__WHAT YOU WILL DO__:
Type out all the records word for word. Any pictures are to be left out.

__LISTED ENTRIES__:
------------------------------------------------------------------------

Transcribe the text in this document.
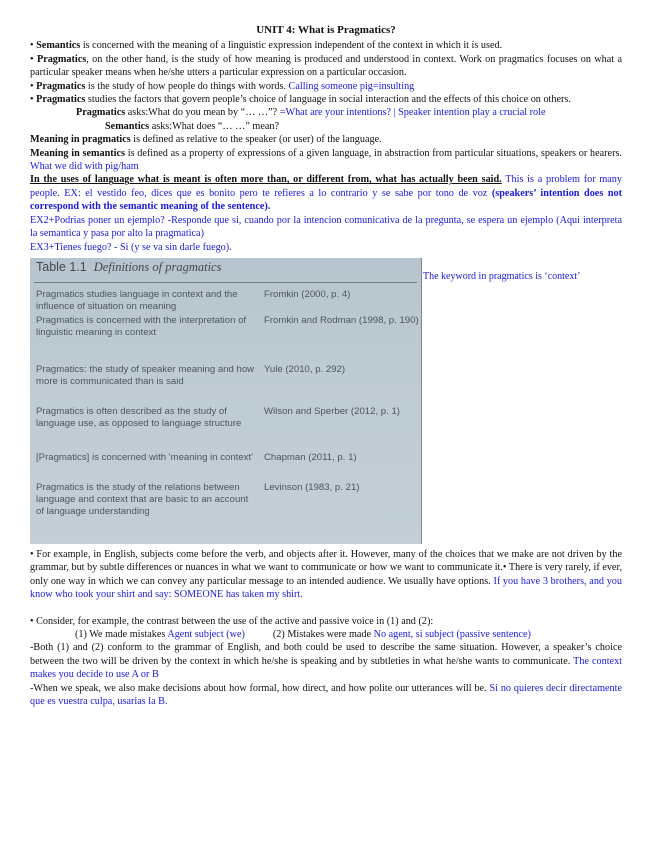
UNIT 4: What is Pragmatics?

• Semantics is concerned with the meaning of a linguistic expression independent of the context in which it is used.

• Pragmatics, on the other hand, is the study of how meaning is produced and understood in context. Work on pragmatics focuses on what a particular speaker means when he/she utters a particular expression on a particular occasion.

• Pragmatics is the study of how people do things with words. Calling someone pig=insulting

• Pragmatics studies the factors that govern people’s choice of language in social interaction and the effects of this choice on others.

Pragmatics asks:What do you mean by “… …”? =What are your intentions? | Speaker intention play a crucial role

Semantics asks:What does “… …” mean?

Meaning in pragmatics is defined as relative to the speaker (or user) of the language.

Meaning in semantics is defined as a property of expressions of a given language, in abstraction from particular situations, speakers or hearers. What we did with pig/ham

In the uses of language what is meant is often more than, or different from, what has actually been said. This is a problem for many people. EX: el vestido feo, dices que es bonito pero te refieres a lo contrario y se sabe por tono de voz (speakers’ intention does not correspond with the semantic meaning of the sentence).

EX2+Podrias poner un ejemplo? -Responde que si, cuando por la intencion comunicativa de la pregunta, se espera un ejemplo (Aqui interpreta la semantica y pasa por alto la pragmatica)

EX3+Tienes fuego? - Si (y se va sin darle fuego).

Table 1.1 Definitions of pragmatics
Pragmatics studies language in context and the influence of situation on meaning
Fromkin (2000, p. 4)
Pragmatics is concerned with the interpretation of linguistic meaning in context
Fromkin and Rodman (1998, p. 190)
Pragmatics: the study of speaker meaning and how more is communicated than is said
Yule (2010, p. 292)
Pragmatics is often described as the study of language use, as opposed to language structure
Wilson and Sperber (2012, p. 1)
[Pragmatics] is concerned with 'meaning in context'	Chapman (2011, p. 1)
Pragmatics is the study of the relations between language and context that are basic to an account of language understanding
Levinson (1983, p. 21)
The keyword in pragmatics is ‘context’

• For example, in English, subjects come before the verb, and objects after it. However, many of the choices that we make are not driven by the grammar, but by subtle differences or nuances in what we want to communicate or how we want to communicate it.• There is very rarely, if ever, only one way in which we can convey any particular message to an intended audience. We usually have options. If you have 3 brothers, and you know who took your shirt and say: SOMEONE has taken my shirt.

• Consider, for example, the contrast between the use of the active and passive voice in (1) and (2):

(1) We made mistakes Agent subject (we)	(2) Mistakes were made No agent, si subject (passive sentence)

-Both (1) and (2) conform to the grammar of English, and both could be used to describe the same situation. However, a speaker’s choice between the two will be driven by the context in which he/she is speaking and by subtleties in what he/she wants to communicate. The context makes you decide to use A or B

-When we speak, we also make decisions about how formal, how direct, and how polite our utterances will be. Si no quieres decir directamente que es vuestra culpa, usarias la B.
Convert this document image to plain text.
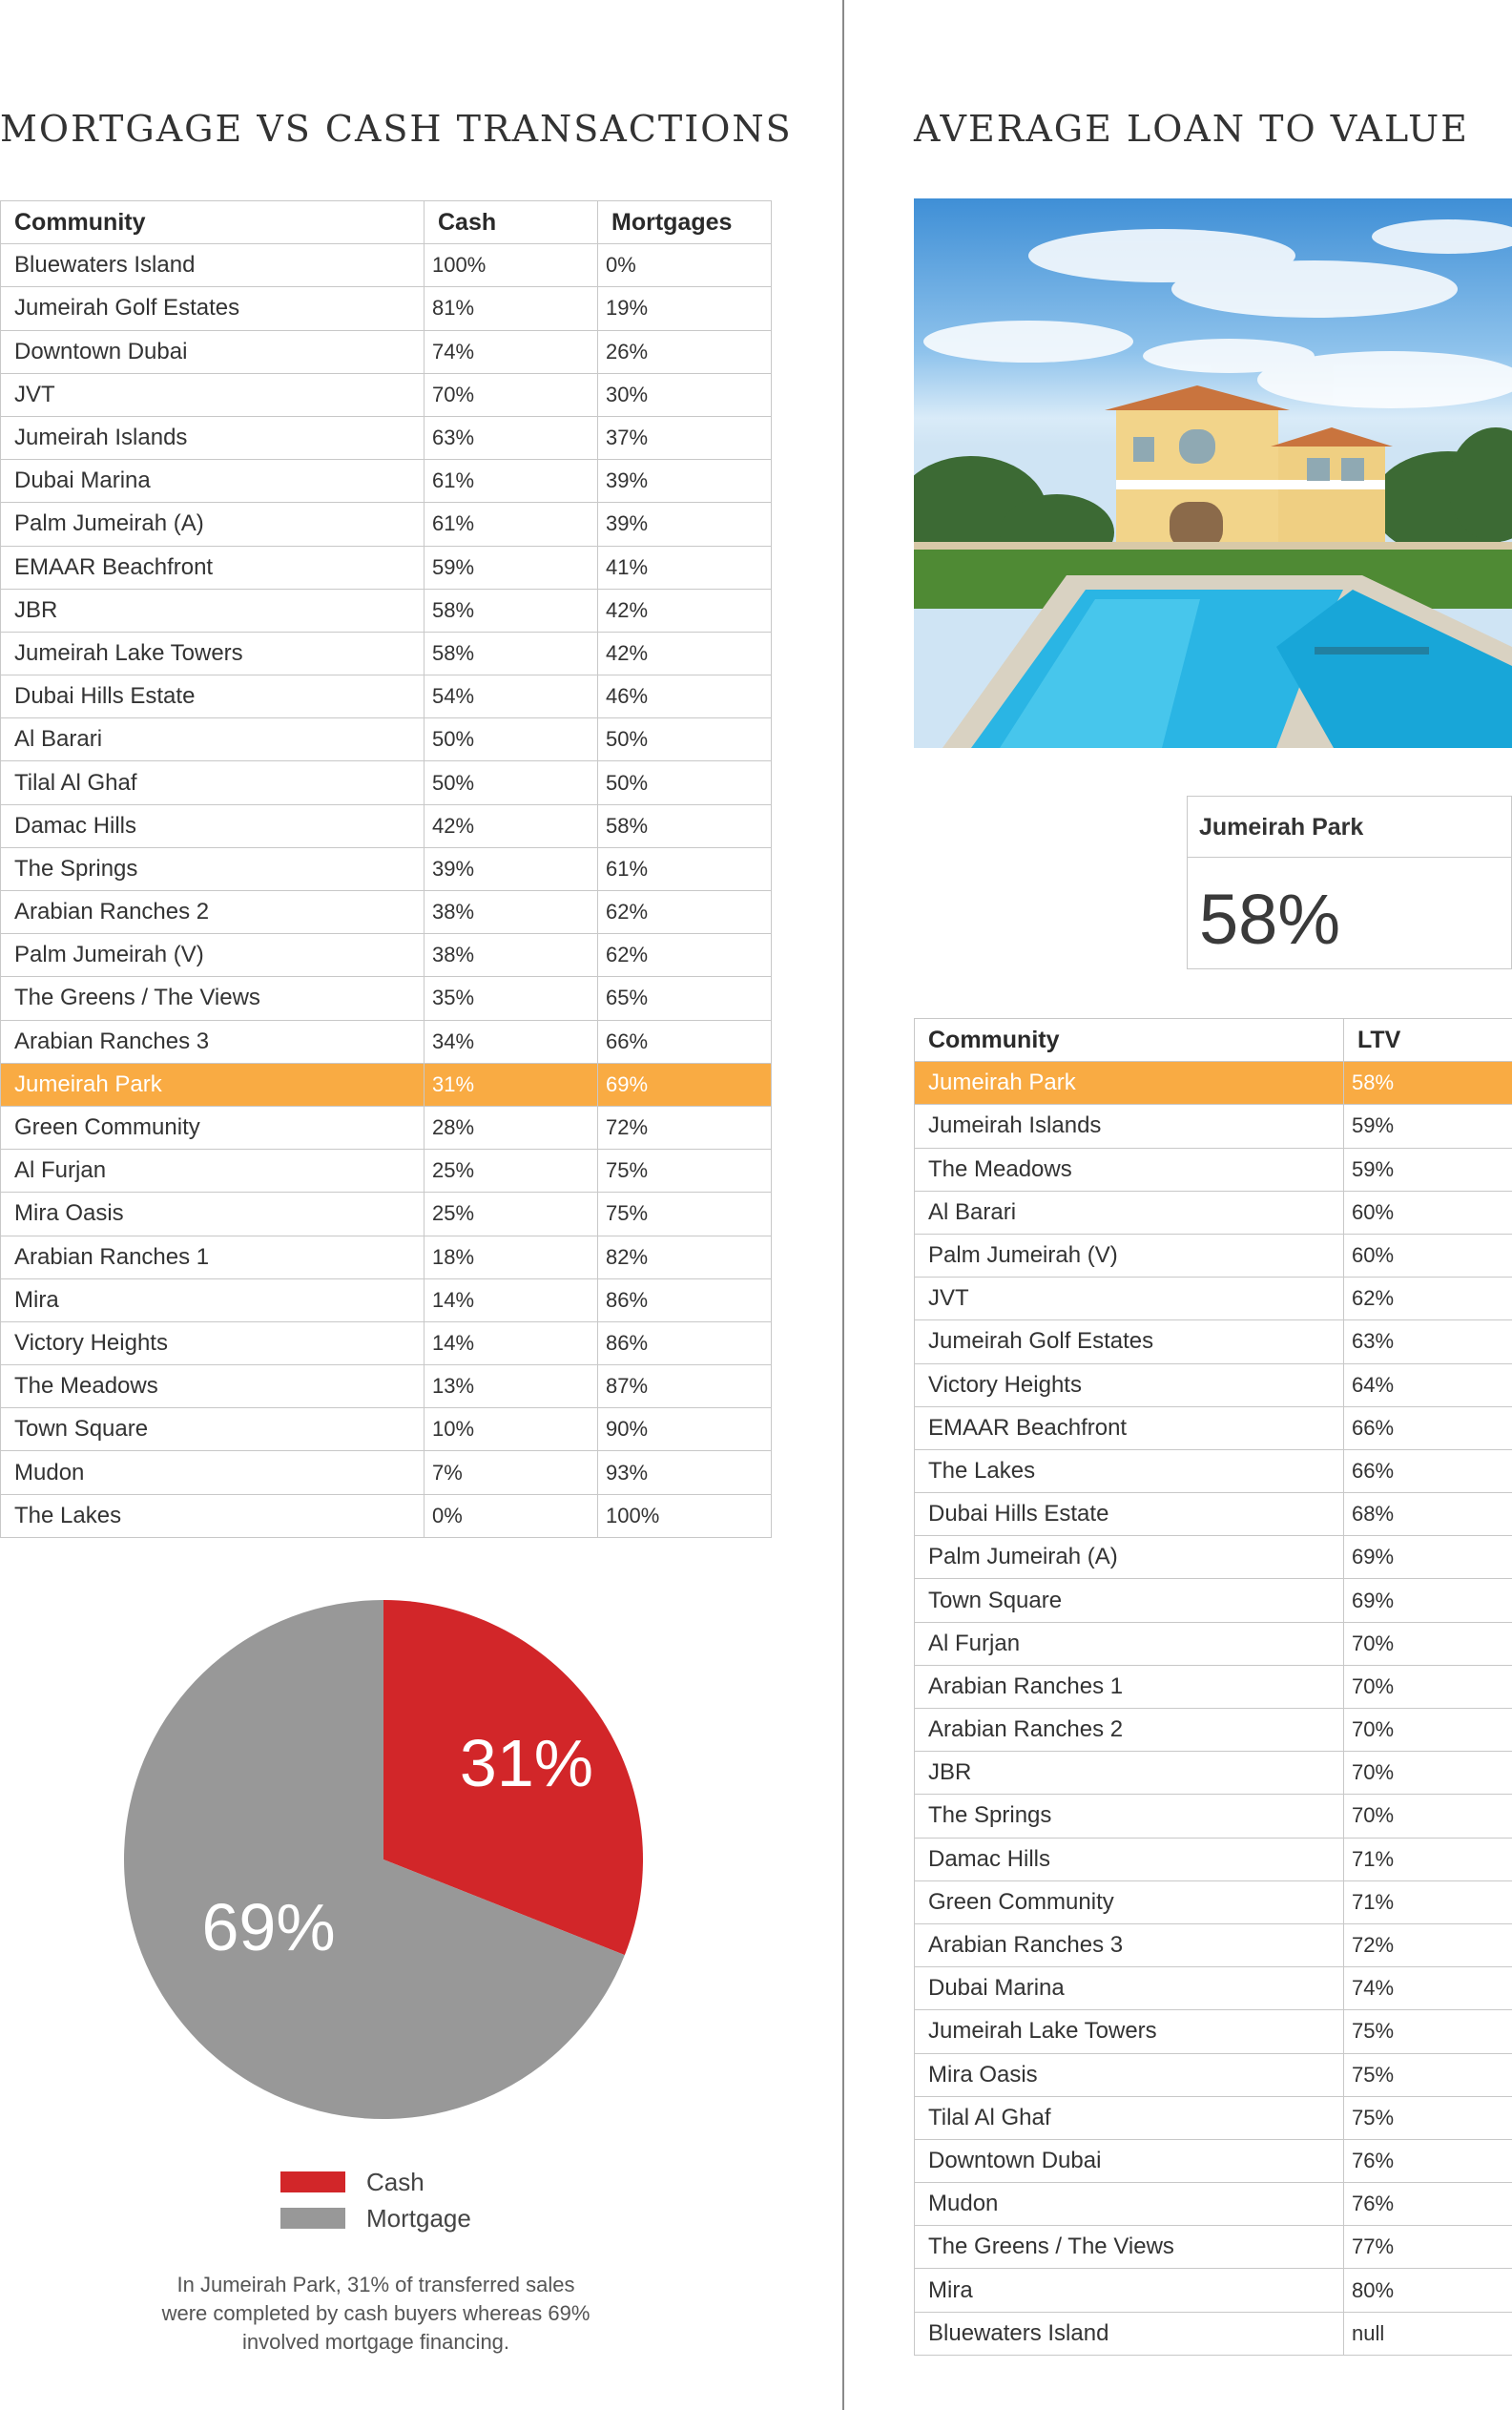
MORTGAGE VS CASH TRANSACTIONS	AVERAGE LOAN TO VALUE
Community	Cash	Mortgages
Bluewaters Island	100%	0%
Jumeirah Golf Estates	81%	19%
Downtown Dubai	74%	26%
JVT	70%	30%
Jumeirah Islands	63%	37%
Dubai Marina	61%	39%
Palm Jumeirah (A)	61%	39%
EMAAR Beachfront	59%	41%
JBR	58%	42%
Jumeirah Lake Towers	58%	42%
Dubai Hills Estate	54%	46%
Al Barari	50%	50%
Tilal Al Ghaf	50%	50%
Damac Hills	42%	58%
The Springs	39%	61%
Arabian Ranches 2	38%	62%
Palm Jumeirah (V)	38%	62%
The Greens / The Views	35%	65%
Arabian Ranches 3	34%	66%
Jumeirah Park	31%	69%
Green Community	28%	72%
Al Furjan	25%	75%
Mira Oasis	25%	75%
Arabian Ranches 1	18%	82%
Mira	14%	86%
Victory Heights	14%	86%
The Meadows	13%	87%
Town Square	10%	90%
Mudon	7%	93%
The Lakes	0%	100%
Jumeirah Park
58%
Community	LTV
Jumeirah Park	58%
Jumeirah Islands	59%
The Meadows	59%
Al Barari	60%
Palm Jumeirah (V)	60%
JVT	62%
Jumeirah Golf Estates	63%
Victory Heights	64%
EMAAR Beachfront	66%
The Lakes	66%
Dubai Hills Estate	68%
Palm Jumeirah (A)	69%
Town Square	69%
Al Furjan	70%
Arabian Ranches 1	70%
Arabian Ranches 2	70%
JBR	70%
The Springs	70%
Damac Hills	71%
Green Community	71%
Arabian Ranches 3	72%
Dubai Marina	74%
Jumeirah Lake Towers	75%
Mira Oasis	75%
Tilal Al Ghaf	75%
Downtown Dubai	76%
Mudon	76%
The Greens / The Views	77%
Mira	80%
Bluewaters Island	null
31%
69%
Cash
Mortgage
In Jumeirah Park, 31% of transferred sales
were completed by cash buyers whereas 69%
involved mortgage financing.
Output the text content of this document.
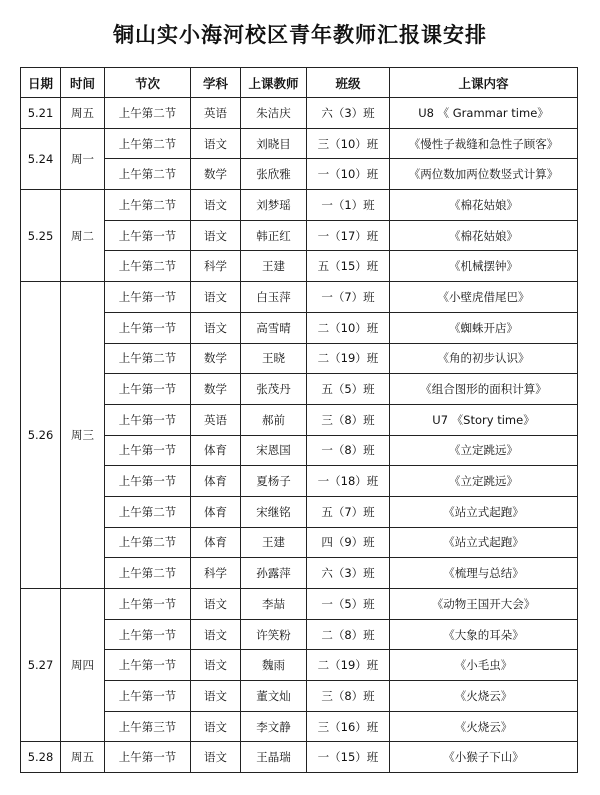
铜山实小海河校区青年教师汇报课安排
日期	时间	节次	学科	上课教师	班级	上课内容
5.21	周五	上午第二节	英语	朱洁庆	六（3）班	U8 《 Grammar time》
5.24	周一	上午第二节	语文	刘晓目	三（10）班	《慢性子裁缝和急性子顾客》
		上午第二节	数学	张欣雅	一（10）班	《两位数加两位数竖式计算》
5.25	周二	上午第二节	语文	刘梦瑶	一（1）班	《棉花姑娘》
		上午第一节	语文	韩正红	一（17）班	《棉花姑娘》
		上午第二节	科学	王建	五（15）班	《机械摆钟》
5.26	周三	上午第一节	语文	白玉萍	一（7）班	《小壁虎借尾巴》
		上午第一节	语文	高雪晴	二（10）班	《蜘蛛开店》
		上午第二节	数学	王晓	二（19）班	《角的初步认识》
		上午第一节	数学	张茂丹	五（5）班	《组合图形的面积计算》
		上午第一节	英语	郝前	三（8）班	U7 《Story time》
		上午第一节	体育	宋恩国	一（8）班	《立定跳远》
		上午第一节	体育	夏杨子	一（18）班	《立定跳远》
		上午第二节	体育	宋继铭	五（7）班	《站立式起跑》
		上午第二节	体育	王建	四（9）班	《站立式起跑》
		上午第二节	科学	孙露萍	六（3）班	《梳理与总结》
5.27	周四	上午第一节	语文	李喆	一（5）班	《动物王国开大会》
		上午第一节	语文	许笑粉	二（8）班	《大象的耳朵》
		上午第一节	语文	魏雨	二（19）班	《小毛虫》
		上午第一节	语文	董文灿	三（8）班	《火烧云》
		上午第三节	语文	李文静	三（16）班	《火烧云》
5.28	周五	上午第一节	语文	王晶瑞	一（15）班	《小猴子下山》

------------------------------------------------------------------------

__FULL OUTPUT__:
Transcribe the text in this document.
UNIT 4: What is Pragmatics?

• Semantics is concerned with the meaning of a linguistic expression independent of the context in which it is used.

• Pragmatics, on the other hand, is the study of how meaning is produced and understood in context. Work on pragmatics focuses on what a particular speaker means when he/she utters a particular expression on a particular occasion.

• Pragmatics is the study of how people do things with words. Calling someone pig=insulting

• Pragmatics studies the factors that govern people’s choice of language in social interaction and the effects of this choice on others.

Pragmatics asks:What do you mean by “… …”? =What are your intentions? | Speaker intention play a crucial role

Semantics asks:What does “… …” mean?

Meaning in pragmatics is defined as relative to the speaker (or user) of the language.

Meaning in semantics is defined as a property of expressions of a given language, in abstraction from particular situations, speakers or hearers. What we did with pig/ham

In the uses of language what is meant is often more than, or different from, what has actually been said. This is a problem for many people. EX: el vestido feo, dices que es bonito pero te refieres a lo contrario y se sabe por tono de voz (speakers’ intention does not correspond with the semantic meaning of the sentence).

EX2+Podrias poner un ejemplo? -Responde que si, cuando por la intencion comunicativa de la pregunta, se espera un ejemplo (Aqui interpreta la semantica y pasa por alto la pragmatica)

EX3+Tienes fuego? - Si (y se va sin darle fuego).

Table 1.1 Definitions of pragmatics
Pragmatics studies language in context and the influence of situation on meaning
Fromkin (2000, p. 4)
Pragmatics is concerned with the interpretation of linguistic meaning in context
Fromkin and Rodman (1998, p. 190)
Pragmatics: the study of speaker meaning and how more is communicated than is said
Yule (2010, p. 292)
Pragmatics is often described as the study of language use, as opposed to language structure
Wilson and Sperber (2012, p. 1)
[Pragmatics] is concerned with 'meaning in context'	Chapman (2011, p. 1)
Pragmatics is the study of the relations between language and context that are basic to an account of language understanding
Levinson (1983, p. 21)
The keyword in pragmatics is ‘context’

• For example, in English, subjects come before the verb, and objects after it. However, many of the choices that we make are not driven by the grammar, but by subtle differences or nuances in what we want to communicate or how we want to communicate it.• There is very rarely, if ever, only one way in which we can convey any particular message to an intended audience. We usually have options. If you have 3 brothers, and you know who took your shirt and say: SOMEONE has taken my shirt.

• Consider, for example, the contrast between the use of the active and passive voice in (1) and (2):

(1) We made mistakes Agent subject (we)	(2) Mistakes were made No agent, si subject (passive sentence)

-Both (1) and (2) conform to the grammar of English, and both could be used to describe the same situation. However, a speaker’s choice between the two will be driven by the context in which he/she is speaking and by subtleties in what he/she wants to communicate. The context makes you decide to use A or B

-When we speak, we also make decisions about how formal, how direct, and how polite our utterances will be. Si no quieres decir directamente que es vuestra culpa, usarias la B.
Convert this document image to plain text.
MORTGAGE VS CASH TRANSACTIONS	AVERAGE LOAN TO VALUE
Community	Cash	Mortgages
Bluewaters Island	100%	0%
Jumeirah Golf Estates	81%	19%
Downtown Dubai	74%	26%
JVT	70%	30%
Jumeirah Islands	63%	37%
Dubai Marina	61%	39%
Palm Jumeirah (A)	61%	39%
EMAAR Beachfront	59%	41%
JBR	58%	42%
Jumeirah Lake Towers	58%	42%
Dubai Hills Estate	54%	46%
Al Barari	50%	50%
Tilal Al Ghaf	50%	50%
Damac Hills	42%	58%
The Springs	39%	61%
Arabian Ranches 2	38%	62%
Palm Jumeirah (V)	38%	62%
The Greens / The Views	35%	65%
Arabian Ranches 3	34%	66%
Jumeirah Park	31%	69%
Green Community	28%	72%
Al Furjan	25%	75%
Mira Oasis	25%	75%
Arabian Ranches 1	18%	82%
Mira	14%	86%
Victory Heights	14%	86%
The Meadows	13%	87%
Town Square	10%	90%
Mudon	7%	93%
The Lakes	0%	100%
Jumeirah Park
58%
Community	LTV
Jumeirah Park	58%
Jumeirah Islands	59%
The Meadows	59%
Al Barari	60%
Palm Jumeirah (V)	60%
JVT	62%
Jumeirah Golf Estates	63%
Victory Heights	64%
EMAAR Beachfront	66%
The Lakes	66%
Dubai Hills Estate	68%
Palm Jumeirah (A)	69%
Town Square	69%
Al Furjan	70%
Arabian Ranches 1	70%
Arabian Ranches 2	70%
JBR	70%
The Springs	70%
Damac Hills	71%
Green Community	71%
Arabian Ranches 3	72%
Dubai Marina	74%
Jumeirah Lake Towers	75%
Mira Oasis	75%
Tilal Al Ghaf	75%
Downtown Dubai	76%
Mudon	76%
The Greens / The Views	77%
Mira	80%
Bluewaters Island	null
31%
69%
Cash
Mortgage
In Jumeirah Park, 31% of transferred sales
were completed by cash buyers whereas 69%
involved mortgage financing.
Output the text content of this document.
铜山实小海河校区青年教师汇报课安排
日期	时间	节次	学科	上课教师	班级	上课内容
5.21	周五	上午第二节	英语	朱洁庆	六（3）班	U8 《 Grammar time》
5.24	周一	上午第二节	语文	刘晓目	三（10）班	《慢性子裁缝和急性子顾客》
		上午第二节	数学	张欣雅	一（10）班	《两位数加两位数竖式计算》
5.25	周二	上午第二节	语文	刘梦瑶	一（1）班	《棉花姑娘》
		上午第一节	语文	韩正红	一（17）班	《棉花姑娘》
		上午第二节	科学	王建	五（15）班	《机械摆钟》
5.26	周三	上午第一节	语文	白玉萍	一（7）班	《小壁虎借尾巴》
		上午第一节	语文	高雪晴	二（10）班	《蜘蛛开店》
		上午第二节	数学	王晓	二（19）班	《角的初步认识》
		上午第一节	数学	张茂丹	五（5）班	《组合图形的面积计算》
		上午第一节	英语	郝前	三（8）班	U7 《Story time》
		上午第一节	体育	宋恩国	一（8）班	《立定跳远》
		上午第一节	体育	夏杨子	一（18）班	《立定跳远》
		上午第二节	体育	宋继铭	五（7）班	《站立式起跑》
		上午第二节	体育	王建	四（9）班	《站立式起跑》
		上午第二节	科学	孙露萍	六（3）班	《梳理与总结》
5.27	周四	上午第一节	语文	李喆	一（5）班	《动物王国开大会》
		上午第一节	语文	许笑粉	二（8）班	《大象的耳朵》
		上午第一节	语文	魏雨	二（19）班	《小毛虫》
		上午第一节	语文	董文灿	三（8）班	《火烧云》
		上午第三节	语文	李文静	三（16）班	《火烧云》
5.28	周五	上午第一节	语文	王晶瑞	一（15）班	《小猴子下山》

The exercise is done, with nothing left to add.